| What this exercise asks |
• A. In the furnace passage, what trade mark does Eshland Enterprises use for its furnace that burns waste product particle fuels?
• B. Reproduce the lines of the records from the line with "- form-title: Login: [72, 212, 131, 239]" to the line with "- info-icon[interactable]: [118, 52, 133, 67]", including both of those lines.

| Page text |
In times of constantly increasing energy costs, the utilization of waste materials as fuel to produce energy is of increasing importance. Waste materials are amply available from various sources, for example, agricultural, forestry and industrial operations.
Many different furnaces (including incinerators and the like) are known for burning conventional fuels, such as coal and wood, as well as for burning waste or by-product types of particle fuel, such as sawdust, pulverized trash and wood chips. Representative of the prior art are the furnaces disclosed in US-A-2,058,945; US-A-3,295,083; US-A-3,822,657; US-A-3,865,053; US-A-4,311,102; US-A-4,377,115; US-A-3,932,137; US-A-3,951,082; US-A-4,218,980; US-A-4,378,208; US-A-4,385,567 and US-A-4,430,949.
One known furnace for burning waste product particle fuels is manufactured by Eshland Enterprises, Inc. of Greencastle, Pennsylvania under the Trade Mark WOOD GUN.
Generally, referred to as a wood gasification boiler, the furnace has an insulated housing in which an upper, primary particle fuel retention and combustion chamber and a lower, secondary or afterburning combustion chamber are formed from refractory materials. A series of generally vertically extending passageways interconnect the bottom of the upper chamber with the top of the lower chamber.
In use of this furnace, a quantity of waste particle fuel is delivered into the upper chamber of the boiler, through a fuel inlet in the top of the housing, and falls towards the bottom of the upper chamber forming into a pile of fuel particles. The pile of particle fuel is ignited and burns from the bottom adjacent the location of the passageways. Periodically, the pile is replenished by delivery of additional particle fuel through the top fuel inlet of the housing.
Combustible gases generated as by-products from the burning of the particle fuel in the upper primary chamber, along with air introduced into the upper portion of the primary chamber above the pile of fuel, are drawn downward through the passageways into the lower, secondary chamber by a draft inducing fan which creates a negative pressure drop in the lower chamber relative to the upper chamber. A suitable heat recovery unit is connected to the lower combustion chamber for capturing much of the heat produced by burning the combustible gases therein.
The above-described boiler has proven to provide an efficient and economical way to convert waste products into usable heat energy. For the most part, the overall performance of the Eshland WOOD GUN wood gasification boiler has met and even surpassed expectations since its introduction. However, from time to time in any product, and the Eshland boiler is no exception, a need arises to make certain improvements which will solve problems which crop up and increase performance and productivity even further.

| Material provided |

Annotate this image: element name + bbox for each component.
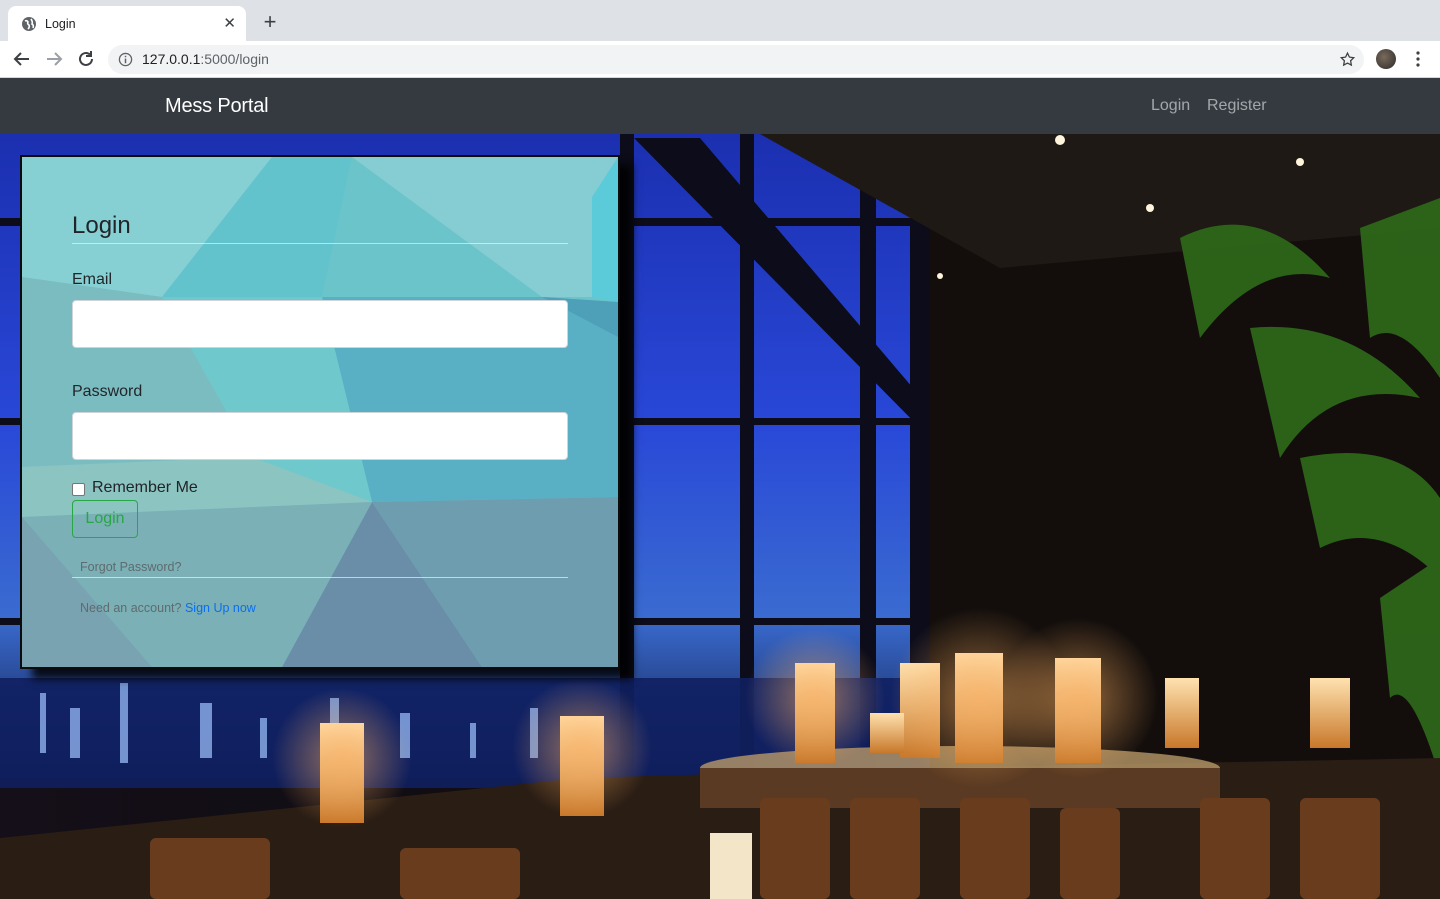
- form-title: Login: [72, 212, 131, 239]
- login-button[interactable]: Login: [72, 500, 138, 538]
- tab-title: Login: [45, 16, 76, 31]
- nav-register-link[interactable]: Register: [1207, 78, 1267, 134]
- site-navbar: Mess Portal Login Register: [0, 78, 1440, 134]
- email-field[interactable]: [72, 300, 568, 348]
- plus-icon[interactable]: +: [259, 11, 281, 33]
- email-label: Email: [72, 271, 113, 288]
- reload-icon[interactable]: [74, 47, 98, 71]
- globe-icon: [22, 16, 36, 31]
- forgot-divider: [72, 577, 568, 578]
- info-icon[interactable]: [118, 52, 133, 67]
- avatar[interactable]: [1376, 49, 1396, 69]
- star-icon[interactable]: [1339, 51, 1356, 68]
- forward-arrow-icon[interactable]: [42, 47, 66, 71]
- url-text: 127.0.0.1:5000/login: [142, 51, 269, 67]
- browser-tab-strip: Login ✕ +: [0, 0, 1440, 41]
- password-field[interactable]: [72, 412, 568, 460]
- address-bar[interactable]: 127.0.0.1:5000/login: [108, 45, 1364, 74]
- password-label: Password: [72, 383, 143, 400]
- signup-prompt: Need an account? Sign Up now: [80, 601, 256, 615]
- signup-link[interactable]: Sign Up now: [185, 601, 256, 615]
- close-icon[interactable]: ✕: [223, 16, 236, 31]
- brand-link[interactable]: Mess Portal: [165, 78, 269, 134]
- remember-me-label[interactable]: Remember Me: [92, 479, 198, 497]
- login-form: Login Email Password Remember Me Login F…: [72, 157, 568, 667]
- remember-me-checkbox[interactable]: [72, 483, 85, 496]
- title-divider: [72, 243, 568, 244]
- need-account-text: Need an account?: [80, 601, 182, 615]
- page-viewport: Mess Portal Login Register Login Email P…: [0, 78, 1440, 899]
- back-arrow-icon[interactable]: [10, 47, 34, 71]
- forgot-password-link[interactable]: Forgot Password?: [80, 560, 181, 574]
- browser-tab[interactable]: Login ✕: [8, 6, 246, 41]
- nav-login-link[interactable]: Login: [1151, 78, 1190, 134]
- browser-toolbar: 127.0.0.1:5000/login: [0, 41, 1440, 78]
- login-card: Login Email Password Remember Me Login F…: [20, 155, 620, 669]
- kebab-menu-icon[interactable]: [1410, 49, 1426, 69]
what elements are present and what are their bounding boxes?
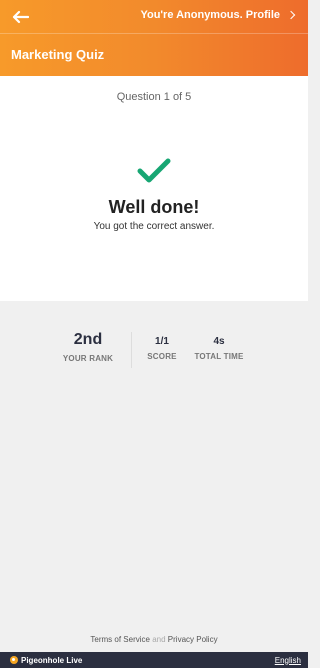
time-label: TOTAL TIME [194, 352, 244, 361]
quiz-result-page: You're Anonymous. Profile Marketing Quiz… [0, 0, 308, 668]
result-headline: Well done! [108, 197, 200, 217]
rank-value: 2nd [73, 331, 103, 348]
language-link[interactable]: English [275, 656, 301, 665]
legal-and: and [152, 635, 166, 644]
legal-links: Terms of Service and Privacy Policy [0, 635, 308, 644]
arrow-left-icon [12, 10, 29, 24]
result-message: You got the correct answer. [93, 221, 215, 232]
anonymous-text: You're Anonymous. Profile [140, 9, 280, 21]
footer-bar: Pigeonhole Live English [0, 652, 308, 668]
terms-link[interactable]: Terms of Service [90, 635, 150, 644]
score-label: SCORE [147, 352, 177, 361]
stats-panel: 2nd YOUR RANK 1/1 SCORE 4s TOTAL TIME [0, 330, 308, 370]
pigeonhole-logo-icon [10, 656, 18, 664]
profile-link[interactable]: You're Anonymous. Profile [140, 9, 296, 21]
question-counter: Question 1 of 5 [116, 91, 192, 103]
time-value: 4s [213, 336, 225, 347]
chevron-right-icon [286, 10, 296, 20]
brand-name: Pigeonhole Live [21, 655, 83, 665]
rank-label: YOUR RANK [62, 354, 114, 363]
score-value: 1/1 [155, 336, 169, 347]
brand[interactable]: Pigeonhole Live [10, 656, 82, 665]
checkmark-icon [137, 158, 171, 183]
rank-stat: 2nd YOUR RANK [56, 330, 120, 363]
stats-divider [131, 332, 132, 368]
time-stat: 4s TOTAL TIME [188, 336, 250, 361]
score-stat: 1/1 SCORE [142, 336, 182, 361]
header-divider [0, 33, 308, 34]
back-button[interactable] [8, 6, 32, 28]
privacy-link[interactable]: Privacy Policy [168, 635, 218, 644]
quiz-title: Marketing Quiz [11, 47, 105, 62]
result-card: Question 1 of 5 Well done! You got the c… [0, 76, 308, 301]
app-header: You're Anonymous. Profile Marketing Quiz [0, 0, 308, 76]
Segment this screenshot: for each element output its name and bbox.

| Per-task answers |
• A. WOOD GUN

• B.
- form-title: Login: [72, 212, 131, 239]
- login-button[interactable]: Login: [72, 500, 138, 538]
- tab-title: Login: [45, 16, 76, 31]
- nav-register-link[interactable]: Register: [1207, 78, 1267, 134]
- site-navbar: Mess Portal Login Register: [0, 78, 1440, 134]
- email-field[interactable]: [72, 300, 568, 348]
- plus-icon[interactable]: +: [259, 11, 281, 33]
- email-label: Email: [72, 271, 113, 288]
- reload-icon[interactable]: [74, 47, 98, 71]
- globe-icon: [22, 16, 36, 31]
- forgot-divider: [72, 577, 568, 578]
- info-icon[interactable]: [118, 52, 133, 67]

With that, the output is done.